▸ **SET PROBLEM**
Copy the data exactly as it appears, and do not include any pictures.

## BEGIN RECORDS SHOWN

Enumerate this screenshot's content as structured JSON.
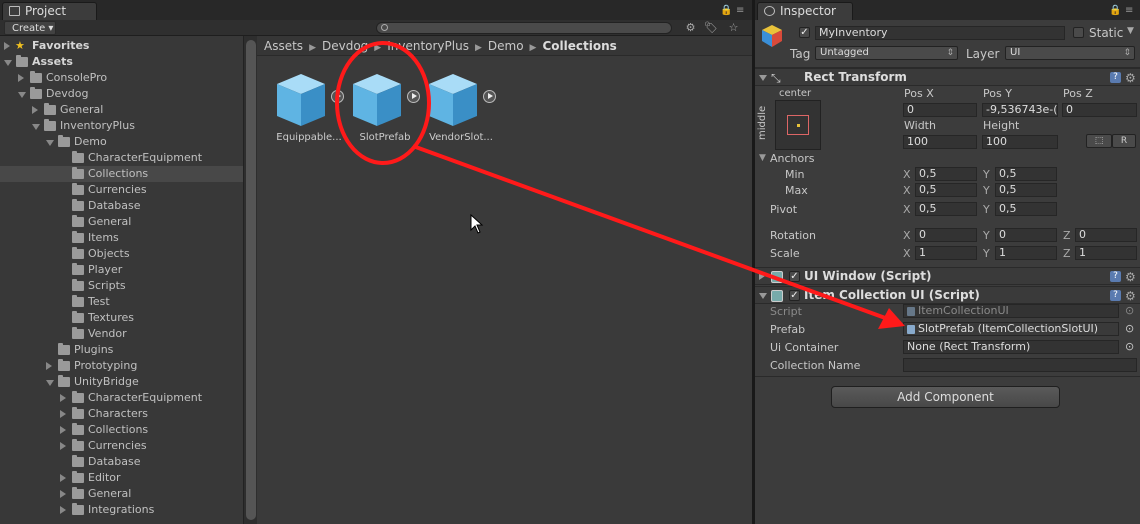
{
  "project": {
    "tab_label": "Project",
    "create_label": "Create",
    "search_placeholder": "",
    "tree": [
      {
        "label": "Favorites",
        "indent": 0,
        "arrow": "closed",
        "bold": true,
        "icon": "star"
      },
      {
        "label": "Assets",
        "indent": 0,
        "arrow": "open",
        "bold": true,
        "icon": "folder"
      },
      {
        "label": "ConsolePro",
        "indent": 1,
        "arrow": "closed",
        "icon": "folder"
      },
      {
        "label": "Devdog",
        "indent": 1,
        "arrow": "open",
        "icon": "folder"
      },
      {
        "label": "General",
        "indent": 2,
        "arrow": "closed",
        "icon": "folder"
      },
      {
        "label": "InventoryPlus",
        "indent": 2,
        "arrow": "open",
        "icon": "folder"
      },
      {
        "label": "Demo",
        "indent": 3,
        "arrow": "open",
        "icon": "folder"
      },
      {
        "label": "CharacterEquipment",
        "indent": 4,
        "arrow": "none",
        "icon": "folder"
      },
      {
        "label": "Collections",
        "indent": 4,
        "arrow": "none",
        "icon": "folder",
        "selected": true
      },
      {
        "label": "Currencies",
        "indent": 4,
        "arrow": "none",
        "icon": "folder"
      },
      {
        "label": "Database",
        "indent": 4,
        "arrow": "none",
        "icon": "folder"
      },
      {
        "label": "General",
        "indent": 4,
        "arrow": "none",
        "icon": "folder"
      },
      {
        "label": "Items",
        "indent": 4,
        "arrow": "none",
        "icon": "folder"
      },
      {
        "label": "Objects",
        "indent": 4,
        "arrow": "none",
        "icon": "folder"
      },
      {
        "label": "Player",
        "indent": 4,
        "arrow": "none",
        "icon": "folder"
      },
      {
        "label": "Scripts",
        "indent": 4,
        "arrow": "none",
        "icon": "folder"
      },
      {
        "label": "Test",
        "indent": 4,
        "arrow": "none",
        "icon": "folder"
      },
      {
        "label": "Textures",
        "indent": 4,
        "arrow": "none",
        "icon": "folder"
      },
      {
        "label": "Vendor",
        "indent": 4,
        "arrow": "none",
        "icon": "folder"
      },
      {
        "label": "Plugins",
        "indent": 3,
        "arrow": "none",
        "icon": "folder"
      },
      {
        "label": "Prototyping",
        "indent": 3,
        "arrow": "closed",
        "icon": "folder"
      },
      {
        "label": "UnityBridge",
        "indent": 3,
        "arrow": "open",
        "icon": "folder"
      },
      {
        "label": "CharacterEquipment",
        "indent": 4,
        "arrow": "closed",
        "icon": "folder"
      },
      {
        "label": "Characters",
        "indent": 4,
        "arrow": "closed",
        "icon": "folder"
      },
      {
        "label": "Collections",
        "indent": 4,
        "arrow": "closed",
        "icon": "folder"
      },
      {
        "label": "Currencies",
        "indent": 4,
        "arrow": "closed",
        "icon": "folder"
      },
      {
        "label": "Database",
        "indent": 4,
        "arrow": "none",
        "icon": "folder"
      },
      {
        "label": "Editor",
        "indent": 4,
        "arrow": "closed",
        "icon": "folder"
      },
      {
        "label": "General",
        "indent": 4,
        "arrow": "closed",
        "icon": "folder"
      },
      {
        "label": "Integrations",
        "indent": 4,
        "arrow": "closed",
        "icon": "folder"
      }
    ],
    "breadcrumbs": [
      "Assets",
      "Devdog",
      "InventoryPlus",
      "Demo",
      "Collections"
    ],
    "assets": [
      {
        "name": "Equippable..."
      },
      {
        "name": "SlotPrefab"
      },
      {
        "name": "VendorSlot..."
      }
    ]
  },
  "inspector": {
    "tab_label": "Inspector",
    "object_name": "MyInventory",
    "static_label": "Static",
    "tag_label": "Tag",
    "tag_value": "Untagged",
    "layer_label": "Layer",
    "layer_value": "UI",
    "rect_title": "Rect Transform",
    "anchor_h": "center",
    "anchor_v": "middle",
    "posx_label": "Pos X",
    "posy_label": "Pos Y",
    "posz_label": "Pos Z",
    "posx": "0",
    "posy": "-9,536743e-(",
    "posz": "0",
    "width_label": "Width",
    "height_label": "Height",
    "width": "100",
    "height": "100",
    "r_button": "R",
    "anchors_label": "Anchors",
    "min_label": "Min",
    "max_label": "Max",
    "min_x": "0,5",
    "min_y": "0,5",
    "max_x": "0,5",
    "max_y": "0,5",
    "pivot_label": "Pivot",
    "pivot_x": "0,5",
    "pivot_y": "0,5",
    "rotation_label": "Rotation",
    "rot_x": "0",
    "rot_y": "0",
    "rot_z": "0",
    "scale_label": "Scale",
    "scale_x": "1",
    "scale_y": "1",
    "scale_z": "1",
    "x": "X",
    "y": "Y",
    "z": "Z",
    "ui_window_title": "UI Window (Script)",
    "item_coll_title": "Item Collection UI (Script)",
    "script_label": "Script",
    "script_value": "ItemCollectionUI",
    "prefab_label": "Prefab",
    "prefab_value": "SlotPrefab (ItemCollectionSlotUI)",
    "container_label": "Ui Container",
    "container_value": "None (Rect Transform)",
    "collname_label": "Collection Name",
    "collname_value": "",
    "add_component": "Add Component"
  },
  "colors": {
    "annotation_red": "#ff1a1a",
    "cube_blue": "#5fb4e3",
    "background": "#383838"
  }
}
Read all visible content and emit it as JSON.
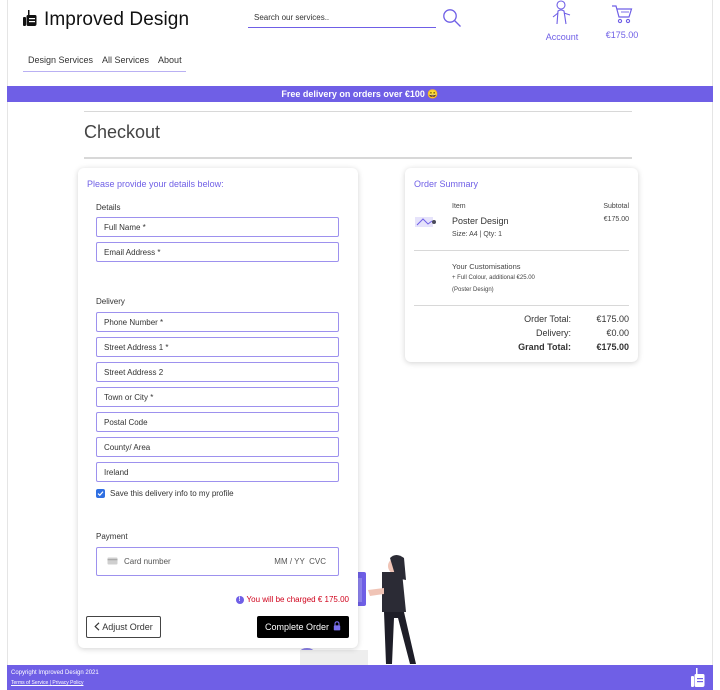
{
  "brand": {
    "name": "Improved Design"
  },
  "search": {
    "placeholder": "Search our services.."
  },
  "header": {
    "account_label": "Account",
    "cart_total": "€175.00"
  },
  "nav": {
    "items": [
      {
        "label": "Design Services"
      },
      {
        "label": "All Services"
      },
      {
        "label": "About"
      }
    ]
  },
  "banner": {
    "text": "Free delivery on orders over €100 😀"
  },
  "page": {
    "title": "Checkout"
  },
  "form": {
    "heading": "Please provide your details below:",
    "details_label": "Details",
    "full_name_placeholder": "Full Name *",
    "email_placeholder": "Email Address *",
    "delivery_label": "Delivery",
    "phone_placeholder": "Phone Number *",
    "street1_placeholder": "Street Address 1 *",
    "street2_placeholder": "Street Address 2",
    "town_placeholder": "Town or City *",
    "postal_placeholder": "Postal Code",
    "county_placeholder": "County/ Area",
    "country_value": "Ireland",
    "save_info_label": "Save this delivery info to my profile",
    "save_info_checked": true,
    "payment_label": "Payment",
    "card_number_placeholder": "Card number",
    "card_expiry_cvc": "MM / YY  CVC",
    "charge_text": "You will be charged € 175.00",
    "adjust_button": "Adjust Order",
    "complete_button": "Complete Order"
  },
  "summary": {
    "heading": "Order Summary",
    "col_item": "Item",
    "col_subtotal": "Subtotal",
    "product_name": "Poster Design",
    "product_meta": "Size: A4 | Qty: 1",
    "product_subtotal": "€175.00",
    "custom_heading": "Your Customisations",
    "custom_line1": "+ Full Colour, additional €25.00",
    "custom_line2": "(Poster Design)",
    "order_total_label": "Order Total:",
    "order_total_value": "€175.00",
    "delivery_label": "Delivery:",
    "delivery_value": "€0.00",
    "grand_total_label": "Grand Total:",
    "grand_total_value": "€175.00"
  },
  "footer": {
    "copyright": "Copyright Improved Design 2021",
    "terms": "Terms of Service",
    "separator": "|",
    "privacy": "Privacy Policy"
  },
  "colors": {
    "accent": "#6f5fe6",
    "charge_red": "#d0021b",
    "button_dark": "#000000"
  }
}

## END RECORDS SHOWN

▸ **EXPECTED ANSWER**
Enumerate this screenshot's content as structured JSON.
{
  "project": {
    "tab_label": "Project",
    "create_label": "Create",
    "search_placeholder": "",
    "tree": [
      {
        "label": "Favorites",
        "indent": 0,
        "arrow": "closed",
        "bold": true,
        "icon": "star"
      },
      {
        "label": "Assets",
        "indent": 0,
        "arrow": "open",
        "bold": true,
        "icon": "folder"
      },
      {
        "label": "ConsolePro",
        "indent": 1,
        "arrow": "closed",
        "icon": "folder"
      },
      {
        "label": "Devdog",
        "indent": 1,
        "arrow": "open",
        "icon": "folder"
      },
      {
        "label": "General",
        "indent": 2,
        "arrow": "closed",
        "icon": "folder"
      },
      {
        "label": "InventoryPlus",
        "indent": 2,
        "arrow": "open",
        "icon": "folder"
      },
      {
        "label": "Demo",
        "indent": 3,
        "arrow": "open",
        "icon": "folder"
      },
      {
        "label": "CharacterEquipment",
        "indent": 4,
        "arrow": "none",
        "icon": "folder"
      },
      {
        "label": "Collections",
        "indent": 4,
        "arrow": "none",
        "icon": "folder",
        "selected": true
      },
      {
        "label": "Currencies",
        "indent": 4,
        "arrow": "none",
        "icon": "folder"
      },
      {
        "label": "Database",
        "indent": 4,
        "arrow": "none",
        "icon": "folder"
      },
      {
        "label": "General",
        "indent": 4,
        "arrow": "none",
        "icon": "folder"
      },
      {
        "label": "Items",
        "indent": 4,
        "arrow": "none",
        "icon": "folder"
      },
      {
        "label": "Objects",
        "indent": 4,
        "arrow": "none",
        "icon": "folder"
      },
      {
        "label": "Player",
        "indent": 4,
        "arrow": "none",
        "icon": "folder"
      },
      {
        "label": "Scripts",
        "indent": 4,
        "arrow": "none",
        "icon": "folder"
      },
      {
        "label": "Test",
        "indent": 4,
        "arrow": "none",
        "icon": "folder"
      },
      {
        "label": "Textures",
        "indent": 4,
        "arrow": "none",
        "icon": "folder"
      },
      {
        "label": "Vendor",
        "indent": 4,
        "arrow": "none",
        "icon": "folder"
      },
      {
        "label": "Plugins",
        "indent": 3,
        "arrow": "none",
        "icon": "folder"
      },
      {
        "label": "Prototyping",
        "indent": 3,
        "arrow": "closed",
        "icon": "folder"
      },
      {
        "label": "UnityBridge",
        "indent": 3,
        "arrow": "open",
        "icon": "folder"
      },
      {
        "label": "CharacterEquipment",
        "indent": 4,
        "arrow": "closed",
        "icon": "folder"
      },
      {
        "label": "Characters",
        "indent": 4,
        "arrow": "closed",
        "icon": "folder"
      },
      {
        "label": "Collections",
        "indent": 4,
        "arrow": "closed",
        "icon": "folder"
      },
      {
        "label": "Currencies",
        "indent": 4,
        "arrow": "closed",
        "icon": "folder"
      },
      {
        "label": "Database",
        "indent": 4,
        "arrow": "none",
        "icon": "folder"
      },
      {
        "label": "Editor",
        "indent": 4,
        "arrow": "closed",
        "icon": "folder"
      },
      {
        "label": "General",
        "indent": 4,
        "arrow": "closed",
        "icon": "folder"
      },
      {
        "label": "Integrations",
        "indent": 4,
        "arrow": "closed",
        "icon": "folder"
      }
    ],
    "breadcrumbs": [
      "Assets",
      "Devdog",
      "InventoryPlus",
      "Demo",
      "Collections"
    ],
    "assets": [
      {
        "name": "Equippable..."
      },
      {
        "name": "SlotPrefab"
      },
      {
        "name": "VendorSlot..."
      }
    ]
  },
  "inspector": {
    "tab_label": "Inspector",
    "object_name": "MyInventory",
    "static_label": "Static",
    "tag_label": "Tag",
    "tag_value": "Untagged",
    "layer_label": "Layer",
    "layer_value": "UI",
    "rect_title": "Rect Transform",
    "anchor_h": "center",
    "anchor_v": "middle",
    "posx_label": "Pos X",
    "posy_label": "Pos Y",
    "posz_label": "Pos Z",
    "posx": "0",
    "posy": "-9,536743e-(",
    "posz": "0",
    "width_label": "Width",
    "height_label": "Height",
    "width": "100",
    "height": "100",
    "r_button": "R",
    "anchors_label": "Anchors",
    "min_label": "Min",
    "max_label": "Max",
    "min_x": "0,5",
    "min_y": "0,5",
    "max_x": "0,5",
    "max_y": "0,5",
    "pivot_label": "Pivot",
    "pivot_x": "0,5",
    "pivot_y": "0,5",
    "rotation_label": "Rotation",
    "rot_x": "0",
    "rot_y": "0",
    "rot_z": "0",
    "scale_label": "Scale",
    "scale_x": "1",
    "scale_y": "1",
    "scale_z": "1",
    "x": "X",
    "y": "Y",
    "z": "Z",
    "ui_window_title": "UI Window (Script)",
    "item_coll_title": "Item Collection UI (Script)",
    "script_label": "Script",
    "script_value": "ItemCollectionUI",
    "prefab_label": "Prefab",
    "prefab_value": "SlotPrefab (ItemCollectionSlotUI)",
    "container_label": "Ui Container",
    "container_value": "None (Rect Transform)",
    "collname_label": "Collection Name",
    "collname_value": "",
    "add_component": "Add Component"
  },
  "colors": {
    "annotation_red": "#ff1a1a",
    "cube_blue": "#5fb4e3",
    "background": "#383838"
  }
}
Read all visible content and emit it as JSON.
{
  "brand": {
    "name": "Improved Design"
  },
  "search": {
    "placeholder": "Search our services.."
  },
  "header": {
    "account_label": "Account",
    "cart_total": "€175.00"
  },
  "nav": {
    "items": [
      {
        "label": "Design Services"
      },
      {
        "label": "All Services"
      },
      {
        "label": "About"
      }
    ]
  },
  "banner": {
    "text": "Free delivery on orders over €100 😀"
  },
  "page": {
    "title": "Checkout"
  },
  "form": {
    "heading": "Please provide your details below:",
    "details_label": "Details",
    "full_name_placeholder": "Full Name *",
    "email_placeholder": "Email Address *",
    "delivery_label": "Delivery",
    "phone_placeholder": "Phone Number *",
    "street1_placeholder": "Street Address 1 *",
    "street2_placeholder": "Street Address 2",
    "town_placeholder": "Town or City *",
    "postal_placeholder": "Postal Code",
    "county_placeholder": "County/ Area",
    "country_value": "Ireland",
    "save_info_label": "Save this delivery info to my profile",
    "save_info_checked": true,
    "payment_label": "Payment",
    "card_number_placeholder": "Card number",
    "card_expiry_cvc": "MM / YY  CVC",
    "charge_text": "You will be charged € 175.00",
    "adjust_button": "Adjust Order",
    "complete_button": "Complete Order"
  },
  "summary": {
    "heading": "Order Summary",
    "col_item": "Item",
    "col_subtotal": "Subtotal",
    "product_name": "Poster Design",
    "product_meta": "Size: A4 | Qty: 1",
    "product_subtotal": "€175.00",
    "custom_heading": "Your Customisations",
    "custom_line1": "+ Full Colour, additional €25.00",
    "custom_line2": "(Poster Design)",
    "order_total_label": "Order Total:",
    "order_total_value": "€175.00",
    "delivery_label": "Delivery:",
    "delivery_value": "€0.00",
    "grand_total_label": "Grand Total:",
    "grand_total_value": "€175.00"
  },
  "footer": {
    "copyright": "Copyright Improved Design 2021",
    "terms": "Terms of Service",
    "separator": "|",
    "privacy": "Privacy Policy"
  },
  "colors": {
    "accent": "#6f5fe6",
    "charge_red": "#d0021b",
    "button_dark": "#000000"
  }
}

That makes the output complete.